# Short problem:
Reproduce the lines of the material from the one containing "cell-r2c9[interactable] [221, 32, 248, 58]" through the one containing "cell-r9c9[interactable]: 4 [221, 212, 248, 238]", both included.

=-=-=

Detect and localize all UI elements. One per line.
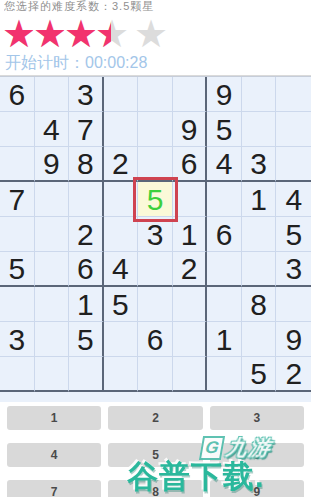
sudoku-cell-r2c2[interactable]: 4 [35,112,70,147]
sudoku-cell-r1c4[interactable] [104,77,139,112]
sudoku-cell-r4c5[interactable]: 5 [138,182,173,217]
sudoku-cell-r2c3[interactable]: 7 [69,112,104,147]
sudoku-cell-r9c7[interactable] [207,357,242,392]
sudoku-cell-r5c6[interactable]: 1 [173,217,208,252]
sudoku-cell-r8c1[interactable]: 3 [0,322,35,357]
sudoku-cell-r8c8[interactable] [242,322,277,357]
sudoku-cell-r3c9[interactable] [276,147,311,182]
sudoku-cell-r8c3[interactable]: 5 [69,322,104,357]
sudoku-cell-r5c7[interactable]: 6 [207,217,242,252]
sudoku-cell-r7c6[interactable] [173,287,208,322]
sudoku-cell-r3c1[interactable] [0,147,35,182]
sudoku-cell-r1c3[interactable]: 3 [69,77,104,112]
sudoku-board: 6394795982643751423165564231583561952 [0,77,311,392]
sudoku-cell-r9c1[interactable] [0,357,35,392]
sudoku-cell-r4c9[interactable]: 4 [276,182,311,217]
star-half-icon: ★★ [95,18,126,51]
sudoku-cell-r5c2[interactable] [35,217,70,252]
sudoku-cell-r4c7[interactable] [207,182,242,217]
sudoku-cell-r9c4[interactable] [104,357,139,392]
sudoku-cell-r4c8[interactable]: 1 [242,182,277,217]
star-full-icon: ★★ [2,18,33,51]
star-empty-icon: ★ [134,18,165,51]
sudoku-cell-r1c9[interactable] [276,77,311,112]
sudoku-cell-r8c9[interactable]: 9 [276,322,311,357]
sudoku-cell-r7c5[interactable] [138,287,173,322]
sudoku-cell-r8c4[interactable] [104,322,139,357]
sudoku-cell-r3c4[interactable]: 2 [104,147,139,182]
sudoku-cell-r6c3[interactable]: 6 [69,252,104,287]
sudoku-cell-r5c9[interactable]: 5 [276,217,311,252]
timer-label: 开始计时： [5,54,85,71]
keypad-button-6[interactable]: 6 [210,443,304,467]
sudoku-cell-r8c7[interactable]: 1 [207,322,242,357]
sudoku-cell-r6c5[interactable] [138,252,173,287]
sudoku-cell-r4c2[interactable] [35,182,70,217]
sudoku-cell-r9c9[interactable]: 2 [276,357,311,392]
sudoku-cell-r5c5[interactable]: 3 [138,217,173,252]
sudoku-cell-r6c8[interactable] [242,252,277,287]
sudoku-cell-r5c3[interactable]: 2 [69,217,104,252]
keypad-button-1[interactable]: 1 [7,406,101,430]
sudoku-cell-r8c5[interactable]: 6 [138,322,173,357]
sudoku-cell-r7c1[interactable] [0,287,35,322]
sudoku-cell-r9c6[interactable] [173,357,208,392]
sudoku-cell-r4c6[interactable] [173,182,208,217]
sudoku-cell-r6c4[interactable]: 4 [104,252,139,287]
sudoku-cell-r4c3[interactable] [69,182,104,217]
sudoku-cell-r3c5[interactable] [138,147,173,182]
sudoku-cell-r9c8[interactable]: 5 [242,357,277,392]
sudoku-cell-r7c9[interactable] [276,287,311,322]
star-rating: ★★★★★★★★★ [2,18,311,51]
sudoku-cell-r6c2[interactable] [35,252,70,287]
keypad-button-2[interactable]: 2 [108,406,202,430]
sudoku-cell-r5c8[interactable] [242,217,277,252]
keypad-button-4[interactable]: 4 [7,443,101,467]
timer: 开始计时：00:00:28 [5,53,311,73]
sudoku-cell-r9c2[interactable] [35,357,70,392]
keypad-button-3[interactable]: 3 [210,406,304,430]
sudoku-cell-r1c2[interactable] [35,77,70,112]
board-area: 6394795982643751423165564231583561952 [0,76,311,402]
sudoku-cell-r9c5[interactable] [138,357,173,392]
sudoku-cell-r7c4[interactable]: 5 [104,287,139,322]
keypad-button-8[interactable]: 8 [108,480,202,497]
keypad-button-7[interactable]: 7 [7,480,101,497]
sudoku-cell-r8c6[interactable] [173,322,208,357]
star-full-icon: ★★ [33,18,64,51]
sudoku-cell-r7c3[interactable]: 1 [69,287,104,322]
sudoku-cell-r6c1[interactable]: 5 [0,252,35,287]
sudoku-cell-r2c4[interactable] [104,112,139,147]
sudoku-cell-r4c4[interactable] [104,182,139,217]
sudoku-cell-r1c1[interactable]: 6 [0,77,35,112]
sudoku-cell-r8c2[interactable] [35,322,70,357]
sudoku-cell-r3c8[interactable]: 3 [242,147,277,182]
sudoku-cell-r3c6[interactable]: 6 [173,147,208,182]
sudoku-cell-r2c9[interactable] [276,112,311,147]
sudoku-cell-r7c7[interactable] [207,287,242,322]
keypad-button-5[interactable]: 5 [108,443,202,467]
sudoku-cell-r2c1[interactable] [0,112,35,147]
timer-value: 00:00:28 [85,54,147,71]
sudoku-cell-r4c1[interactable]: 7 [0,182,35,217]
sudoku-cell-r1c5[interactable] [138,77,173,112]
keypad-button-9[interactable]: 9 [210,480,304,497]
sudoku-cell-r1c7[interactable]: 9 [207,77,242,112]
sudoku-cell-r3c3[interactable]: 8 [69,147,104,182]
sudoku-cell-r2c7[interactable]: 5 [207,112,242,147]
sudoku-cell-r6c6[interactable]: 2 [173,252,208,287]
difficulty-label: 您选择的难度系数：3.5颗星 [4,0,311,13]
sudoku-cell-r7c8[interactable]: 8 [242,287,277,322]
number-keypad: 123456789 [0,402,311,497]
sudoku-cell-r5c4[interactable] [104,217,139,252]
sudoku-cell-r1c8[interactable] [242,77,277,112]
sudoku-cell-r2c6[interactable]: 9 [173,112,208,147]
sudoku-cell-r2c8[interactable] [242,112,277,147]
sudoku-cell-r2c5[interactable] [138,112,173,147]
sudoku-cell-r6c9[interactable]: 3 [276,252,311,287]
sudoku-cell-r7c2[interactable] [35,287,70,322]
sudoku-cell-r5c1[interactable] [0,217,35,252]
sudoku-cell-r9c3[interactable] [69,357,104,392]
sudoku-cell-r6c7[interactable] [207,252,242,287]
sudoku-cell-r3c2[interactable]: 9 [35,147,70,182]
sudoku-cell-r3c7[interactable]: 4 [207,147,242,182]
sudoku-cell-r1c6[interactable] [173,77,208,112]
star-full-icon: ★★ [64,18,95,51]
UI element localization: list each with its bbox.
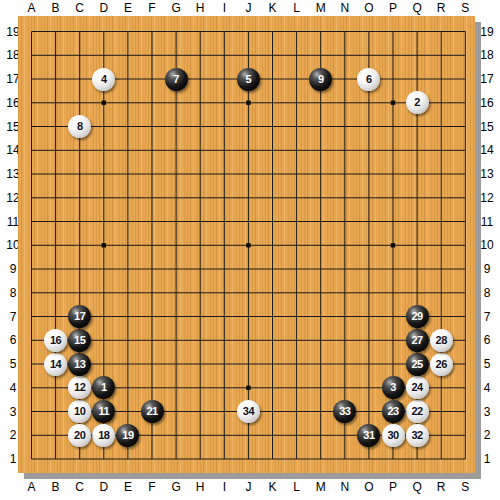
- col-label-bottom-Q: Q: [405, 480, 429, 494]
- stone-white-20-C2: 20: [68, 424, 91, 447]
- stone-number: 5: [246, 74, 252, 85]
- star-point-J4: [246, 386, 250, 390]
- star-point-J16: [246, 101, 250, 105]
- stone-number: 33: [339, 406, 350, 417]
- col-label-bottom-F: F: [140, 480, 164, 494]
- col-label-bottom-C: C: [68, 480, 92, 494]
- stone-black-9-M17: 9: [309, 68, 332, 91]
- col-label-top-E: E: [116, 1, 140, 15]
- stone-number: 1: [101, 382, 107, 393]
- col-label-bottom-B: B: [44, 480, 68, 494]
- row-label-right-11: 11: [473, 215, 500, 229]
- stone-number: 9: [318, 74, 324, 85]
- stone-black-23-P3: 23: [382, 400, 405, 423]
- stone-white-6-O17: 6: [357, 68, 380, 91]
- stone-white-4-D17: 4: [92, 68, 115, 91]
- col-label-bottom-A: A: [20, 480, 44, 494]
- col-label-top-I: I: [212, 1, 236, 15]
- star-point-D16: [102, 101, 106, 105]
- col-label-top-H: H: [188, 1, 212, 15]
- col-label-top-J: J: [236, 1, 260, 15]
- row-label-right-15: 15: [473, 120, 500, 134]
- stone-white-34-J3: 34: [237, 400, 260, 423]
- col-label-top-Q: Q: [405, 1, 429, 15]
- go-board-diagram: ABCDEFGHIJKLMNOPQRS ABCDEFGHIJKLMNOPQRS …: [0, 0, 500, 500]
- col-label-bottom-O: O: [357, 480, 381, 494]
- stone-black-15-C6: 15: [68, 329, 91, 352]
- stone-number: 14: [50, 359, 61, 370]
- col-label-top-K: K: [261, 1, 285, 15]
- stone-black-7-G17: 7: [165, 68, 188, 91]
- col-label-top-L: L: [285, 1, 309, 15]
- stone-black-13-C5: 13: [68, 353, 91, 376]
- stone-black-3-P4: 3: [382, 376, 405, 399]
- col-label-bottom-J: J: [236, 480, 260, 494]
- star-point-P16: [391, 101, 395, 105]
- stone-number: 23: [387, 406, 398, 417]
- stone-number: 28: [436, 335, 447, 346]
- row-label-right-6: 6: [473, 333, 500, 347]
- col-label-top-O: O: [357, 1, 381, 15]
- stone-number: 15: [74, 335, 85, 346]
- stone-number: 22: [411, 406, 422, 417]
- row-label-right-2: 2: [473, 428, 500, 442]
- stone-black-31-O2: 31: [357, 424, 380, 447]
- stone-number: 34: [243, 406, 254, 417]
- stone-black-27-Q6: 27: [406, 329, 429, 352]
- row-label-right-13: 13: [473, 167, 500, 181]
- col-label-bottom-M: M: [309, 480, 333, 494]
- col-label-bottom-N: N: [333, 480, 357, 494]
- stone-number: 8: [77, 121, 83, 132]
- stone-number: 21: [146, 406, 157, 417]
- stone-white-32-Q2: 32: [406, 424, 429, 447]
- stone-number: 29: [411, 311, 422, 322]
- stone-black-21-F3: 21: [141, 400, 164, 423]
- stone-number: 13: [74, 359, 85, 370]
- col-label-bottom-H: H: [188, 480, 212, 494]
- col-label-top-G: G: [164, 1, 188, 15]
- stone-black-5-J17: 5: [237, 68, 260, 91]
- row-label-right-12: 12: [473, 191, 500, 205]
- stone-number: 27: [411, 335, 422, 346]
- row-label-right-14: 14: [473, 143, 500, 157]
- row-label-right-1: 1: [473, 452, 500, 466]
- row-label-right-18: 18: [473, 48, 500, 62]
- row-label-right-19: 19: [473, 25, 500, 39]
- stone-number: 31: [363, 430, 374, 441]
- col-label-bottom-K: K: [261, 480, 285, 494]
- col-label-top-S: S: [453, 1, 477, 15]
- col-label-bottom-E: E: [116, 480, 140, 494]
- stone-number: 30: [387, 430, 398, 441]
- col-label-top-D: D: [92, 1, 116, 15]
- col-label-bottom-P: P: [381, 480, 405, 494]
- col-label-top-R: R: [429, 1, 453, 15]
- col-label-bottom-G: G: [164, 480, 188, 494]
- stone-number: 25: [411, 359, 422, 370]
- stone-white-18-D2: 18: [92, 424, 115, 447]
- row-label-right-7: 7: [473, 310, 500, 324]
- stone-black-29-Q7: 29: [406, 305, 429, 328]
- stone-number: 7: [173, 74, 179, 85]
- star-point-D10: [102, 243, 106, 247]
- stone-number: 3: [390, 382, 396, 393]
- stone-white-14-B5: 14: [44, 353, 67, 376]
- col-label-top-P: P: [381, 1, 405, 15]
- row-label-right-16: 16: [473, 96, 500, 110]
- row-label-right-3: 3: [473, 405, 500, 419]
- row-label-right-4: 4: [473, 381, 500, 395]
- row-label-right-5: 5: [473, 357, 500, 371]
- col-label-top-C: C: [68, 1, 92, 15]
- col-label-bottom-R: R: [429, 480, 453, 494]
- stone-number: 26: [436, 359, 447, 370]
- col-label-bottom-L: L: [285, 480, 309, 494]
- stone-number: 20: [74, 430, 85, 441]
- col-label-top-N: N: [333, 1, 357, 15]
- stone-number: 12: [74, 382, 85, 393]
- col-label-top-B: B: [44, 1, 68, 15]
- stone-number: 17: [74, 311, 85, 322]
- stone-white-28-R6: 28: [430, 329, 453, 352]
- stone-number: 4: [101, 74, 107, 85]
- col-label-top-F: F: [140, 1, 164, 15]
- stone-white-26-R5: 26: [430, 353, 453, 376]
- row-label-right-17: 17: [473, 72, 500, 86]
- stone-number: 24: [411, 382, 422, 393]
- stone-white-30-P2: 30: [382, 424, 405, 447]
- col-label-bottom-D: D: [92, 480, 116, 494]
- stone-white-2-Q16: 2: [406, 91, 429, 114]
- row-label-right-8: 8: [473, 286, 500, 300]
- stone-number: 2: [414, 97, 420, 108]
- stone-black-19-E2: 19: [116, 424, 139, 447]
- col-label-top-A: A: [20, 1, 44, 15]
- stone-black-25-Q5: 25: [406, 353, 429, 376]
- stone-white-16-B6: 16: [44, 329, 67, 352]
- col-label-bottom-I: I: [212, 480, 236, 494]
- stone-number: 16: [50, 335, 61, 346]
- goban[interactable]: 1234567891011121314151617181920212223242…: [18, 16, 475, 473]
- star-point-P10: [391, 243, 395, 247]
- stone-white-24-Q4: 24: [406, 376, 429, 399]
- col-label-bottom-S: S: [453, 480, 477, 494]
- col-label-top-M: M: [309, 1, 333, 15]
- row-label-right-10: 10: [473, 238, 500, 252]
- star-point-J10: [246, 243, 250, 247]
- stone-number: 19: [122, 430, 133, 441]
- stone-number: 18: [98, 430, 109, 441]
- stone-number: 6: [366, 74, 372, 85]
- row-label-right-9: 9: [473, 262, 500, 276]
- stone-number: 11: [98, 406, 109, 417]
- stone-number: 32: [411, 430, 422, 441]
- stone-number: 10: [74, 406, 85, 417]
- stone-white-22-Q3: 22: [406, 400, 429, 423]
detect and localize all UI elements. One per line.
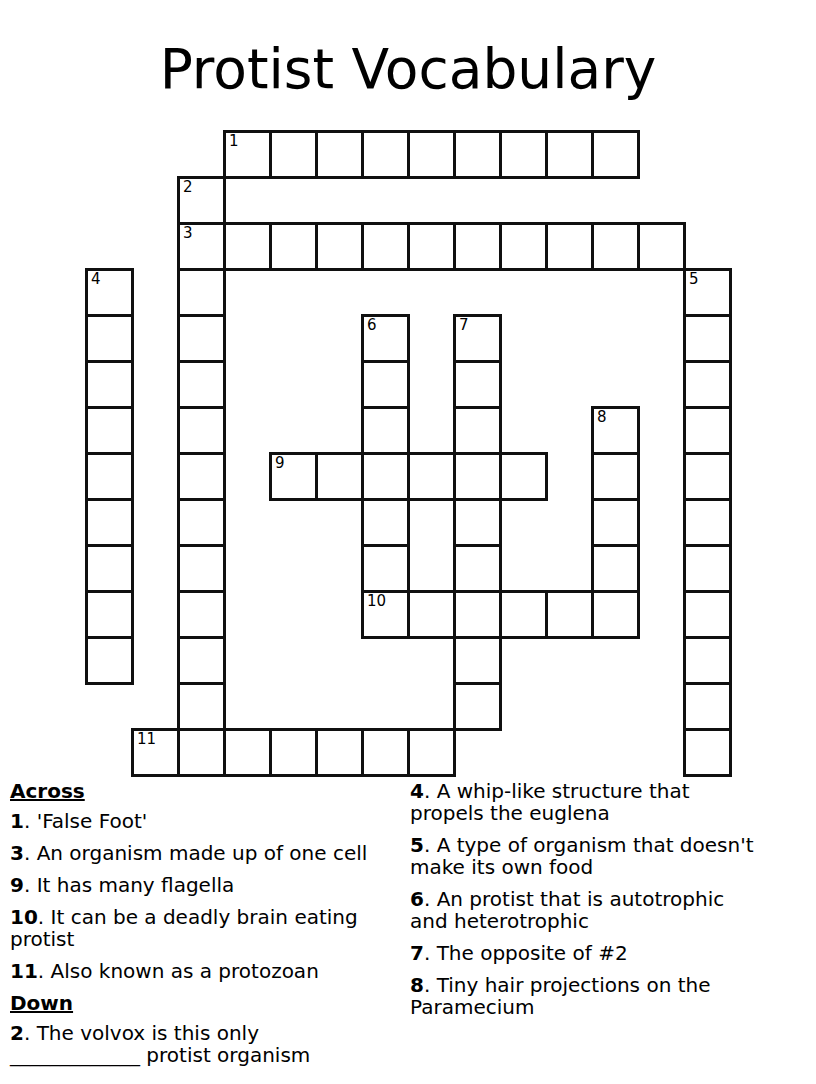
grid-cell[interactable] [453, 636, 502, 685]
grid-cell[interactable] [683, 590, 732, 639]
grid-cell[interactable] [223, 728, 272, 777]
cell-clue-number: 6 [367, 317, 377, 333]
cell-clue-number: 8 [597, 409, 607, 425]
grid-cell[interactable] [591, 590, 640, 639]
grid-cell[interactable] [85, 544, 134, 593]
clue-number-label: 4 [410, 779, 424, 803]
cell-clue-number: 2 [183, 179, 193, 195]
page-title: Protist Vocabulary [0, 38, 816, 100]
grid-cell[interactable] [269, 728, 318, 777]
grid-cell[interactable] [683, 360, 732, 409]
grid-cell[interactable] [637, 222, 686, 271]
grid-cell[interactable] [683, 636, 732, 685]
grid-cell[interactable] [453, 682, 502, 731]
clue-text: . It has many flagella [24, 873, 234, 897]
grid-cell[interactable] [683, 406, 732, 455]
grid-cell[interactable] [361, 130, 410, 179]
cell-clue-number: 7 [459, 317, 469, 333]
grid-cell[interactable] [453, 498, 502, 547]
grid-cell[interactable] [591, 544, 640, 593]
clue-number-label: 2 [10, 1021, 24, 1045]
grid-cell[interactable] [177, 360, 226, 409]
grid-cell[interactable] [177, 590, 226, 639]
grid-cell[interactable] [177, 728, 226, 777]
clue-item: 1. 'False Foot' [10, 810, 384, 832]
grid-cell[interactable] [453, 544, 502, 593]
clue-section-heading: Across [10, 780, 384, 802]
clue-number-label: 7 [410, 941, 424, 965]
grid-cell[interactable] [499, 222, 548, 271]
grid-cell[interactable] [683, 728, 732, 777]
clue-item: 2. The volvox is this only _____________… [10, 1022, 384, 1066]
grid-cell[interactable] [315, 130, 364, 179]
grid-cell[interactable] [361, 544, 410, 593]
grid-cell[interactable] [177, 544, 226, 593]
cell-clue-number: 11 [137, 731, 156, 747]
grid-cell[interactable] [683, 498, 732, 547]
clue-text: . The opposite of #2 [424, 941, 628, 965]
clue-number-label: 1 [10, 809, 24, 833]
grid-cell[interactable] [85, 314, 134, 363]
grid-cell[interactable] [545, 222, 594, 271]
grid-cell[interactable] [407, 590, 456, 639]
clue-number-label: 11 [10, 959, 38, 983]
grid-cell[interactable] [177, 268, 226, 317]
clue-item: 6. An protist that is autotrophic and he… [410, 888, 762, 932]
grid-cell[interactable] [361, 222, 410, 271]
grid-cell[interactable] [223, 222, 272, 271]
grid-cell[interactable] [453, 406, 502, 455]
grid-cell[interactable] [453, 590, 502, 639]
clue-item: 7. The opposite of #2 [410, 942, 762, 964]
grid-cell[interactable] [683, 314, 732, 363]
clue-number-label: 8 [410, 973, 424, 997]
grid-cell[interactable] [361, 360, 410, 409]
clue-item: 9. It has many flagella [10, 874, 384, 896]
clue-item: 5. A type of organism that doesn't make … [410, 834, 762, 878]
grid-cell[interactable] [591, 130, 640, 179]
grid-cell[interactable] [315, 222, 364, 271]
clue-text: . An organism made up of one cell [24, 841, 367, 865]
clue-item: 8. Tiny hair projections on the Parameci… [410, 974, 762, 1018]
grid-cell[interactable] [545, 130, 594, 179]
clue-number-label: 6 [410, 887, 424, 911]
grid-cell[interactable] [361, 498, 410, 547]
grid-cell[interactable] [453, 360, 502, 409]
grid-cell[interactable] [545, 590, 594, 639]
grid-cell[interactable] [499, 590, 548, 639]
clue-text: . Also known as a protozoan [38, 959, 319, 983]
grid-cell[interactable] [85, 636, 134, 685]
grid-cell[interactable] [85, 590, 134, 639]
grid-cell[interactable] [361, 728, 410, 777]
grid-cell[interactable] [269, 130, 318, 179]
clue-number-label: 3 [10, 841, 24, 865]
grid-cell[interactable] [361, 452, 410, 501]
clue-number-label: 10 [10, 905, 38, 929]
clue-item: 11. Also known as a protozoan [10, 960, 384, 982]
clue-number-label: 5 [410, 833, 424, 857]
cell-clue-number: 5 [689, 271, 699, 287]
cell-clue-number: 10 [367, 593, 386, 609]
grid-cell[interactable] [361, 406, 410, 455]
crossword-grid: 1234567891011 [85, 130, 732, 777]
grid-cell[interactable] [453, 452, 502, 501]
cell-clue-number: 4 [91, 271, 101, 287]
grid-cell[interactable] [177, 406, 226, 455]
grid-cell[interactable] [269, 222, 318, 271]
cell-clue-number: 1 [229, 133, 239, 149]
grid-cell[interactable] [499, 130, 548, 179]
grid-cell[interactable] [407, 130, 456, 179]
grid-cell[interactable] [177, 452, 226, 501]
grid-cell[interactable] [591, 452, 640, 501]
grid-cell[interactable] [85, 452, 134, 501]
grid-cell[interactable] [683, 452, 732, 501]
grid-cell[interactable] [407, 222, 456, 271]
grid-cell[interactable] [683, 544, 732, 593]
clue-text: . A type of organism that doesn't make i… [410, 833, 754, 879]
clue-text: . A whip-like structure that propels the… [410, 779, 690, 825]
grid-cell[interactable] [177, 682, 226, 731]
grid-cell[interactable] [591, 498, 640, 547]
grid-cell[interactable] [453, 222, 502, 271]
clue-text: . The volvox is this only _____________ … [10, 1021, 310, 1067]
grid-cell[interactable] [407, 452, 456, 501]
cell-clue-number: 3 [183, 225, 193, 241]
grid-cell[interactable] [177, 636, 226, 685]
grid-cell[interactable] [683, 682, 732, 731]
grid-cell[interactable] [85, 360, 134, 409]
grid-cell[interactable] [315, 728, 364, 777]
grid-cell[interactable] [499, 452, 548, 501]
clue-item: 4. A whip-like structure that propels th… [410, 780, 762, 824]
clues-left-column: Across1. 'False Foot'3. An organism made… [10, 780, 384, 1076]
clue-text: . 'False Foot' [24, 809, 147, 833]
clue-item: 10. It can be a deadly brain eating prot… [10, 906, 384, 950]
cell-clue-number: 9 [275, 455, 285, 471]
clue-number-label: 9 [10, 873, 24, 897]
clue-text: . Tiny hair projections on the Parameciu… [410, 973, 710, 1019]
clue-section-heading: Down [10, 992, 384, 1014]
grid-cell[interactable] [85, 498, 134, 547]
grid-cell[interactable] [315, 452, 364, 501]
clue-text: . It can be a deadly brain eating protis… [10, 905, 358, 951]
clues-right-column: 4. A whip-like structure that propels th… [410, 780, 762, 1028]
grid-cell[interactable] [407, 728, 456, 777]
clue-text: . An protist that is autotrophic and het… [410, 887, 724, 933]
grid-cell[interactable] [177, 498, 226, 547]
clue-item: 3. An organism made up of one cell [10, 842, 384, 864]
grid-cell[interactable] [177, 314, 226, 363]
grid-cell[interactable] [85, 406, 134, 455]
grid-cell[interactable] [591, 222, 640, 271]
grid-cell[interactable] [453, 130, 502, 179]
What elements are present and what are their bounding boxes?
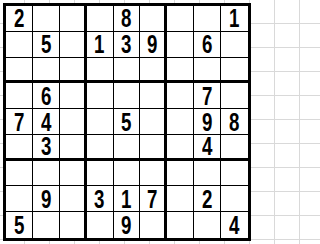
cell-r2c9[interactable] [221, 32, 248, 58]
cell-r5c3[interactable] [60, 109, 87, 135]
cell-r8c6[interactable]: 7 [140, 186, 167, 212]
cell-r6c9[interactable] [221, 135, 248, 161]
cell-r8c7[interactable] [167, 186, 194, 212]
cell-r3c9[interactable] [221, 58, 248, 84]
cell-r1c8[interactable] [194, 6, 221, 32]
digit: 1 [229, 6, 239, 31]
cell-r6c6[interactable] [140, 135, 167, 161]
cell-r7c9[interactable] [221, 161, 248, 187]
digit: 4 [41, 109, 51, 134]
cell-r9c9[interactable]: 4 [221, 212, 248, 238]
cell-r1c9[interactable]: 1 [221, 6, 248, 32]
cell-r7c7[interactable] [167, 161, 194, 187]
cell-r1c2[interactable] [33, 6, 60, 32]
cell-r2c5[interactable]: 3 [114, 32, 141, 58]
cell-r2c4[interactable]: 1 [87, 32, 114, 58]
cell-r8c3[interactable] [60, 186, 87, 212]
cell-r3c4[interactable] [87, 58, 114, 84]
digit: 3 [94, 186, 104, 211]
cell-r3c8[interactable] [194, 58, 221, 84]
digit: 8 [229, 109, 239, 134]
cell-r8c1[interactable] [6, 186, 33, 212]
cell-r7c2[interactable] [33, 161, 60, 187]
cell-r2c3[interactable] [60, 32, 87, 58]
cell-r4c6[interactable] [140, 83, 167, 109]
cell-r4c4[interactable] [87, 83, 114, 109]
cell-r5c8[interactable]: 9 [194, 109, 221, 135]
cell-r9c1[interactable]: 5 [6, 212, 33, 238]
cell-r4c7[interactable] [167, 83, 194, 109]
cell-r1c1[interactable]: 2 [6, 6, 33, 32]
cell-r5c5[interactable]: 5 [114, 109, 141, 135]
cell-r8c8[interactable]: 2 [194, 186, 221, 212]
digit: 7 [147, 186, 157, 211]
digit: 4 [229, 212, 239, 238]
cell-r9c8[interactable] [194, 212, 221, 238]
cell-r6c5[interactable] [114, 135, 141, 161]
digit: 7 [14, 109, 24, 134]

=-=-=

# Result for this task:
cell-r2c9[interactable] [221, 32, 248, 58]
cell-r5c3[interactable] [60, 109, 87, 135]
cell-r8c6[interactable]: 7 [140, 186, 167, 212]
cell-r6c9[interactable] [221, 135, 248, 161]
cell-r8c7[interactable] [167, 186, 194, 212]
cell-r3c9[interactable] [221, 58, 248, 84]
cell-r1c8[interactable] [194, 6, 221, 32]
digit: 1 [229, 6, 239, 31]
cell-r6c6[interactable] [140, 135, 167, 161]
cell-r7c9[interactable] [221, 161, 248, 187]
digit: 4 [41, 109, 51, 134]
cell-r9c9[interactable]: 4 [221, 212, 248, 238]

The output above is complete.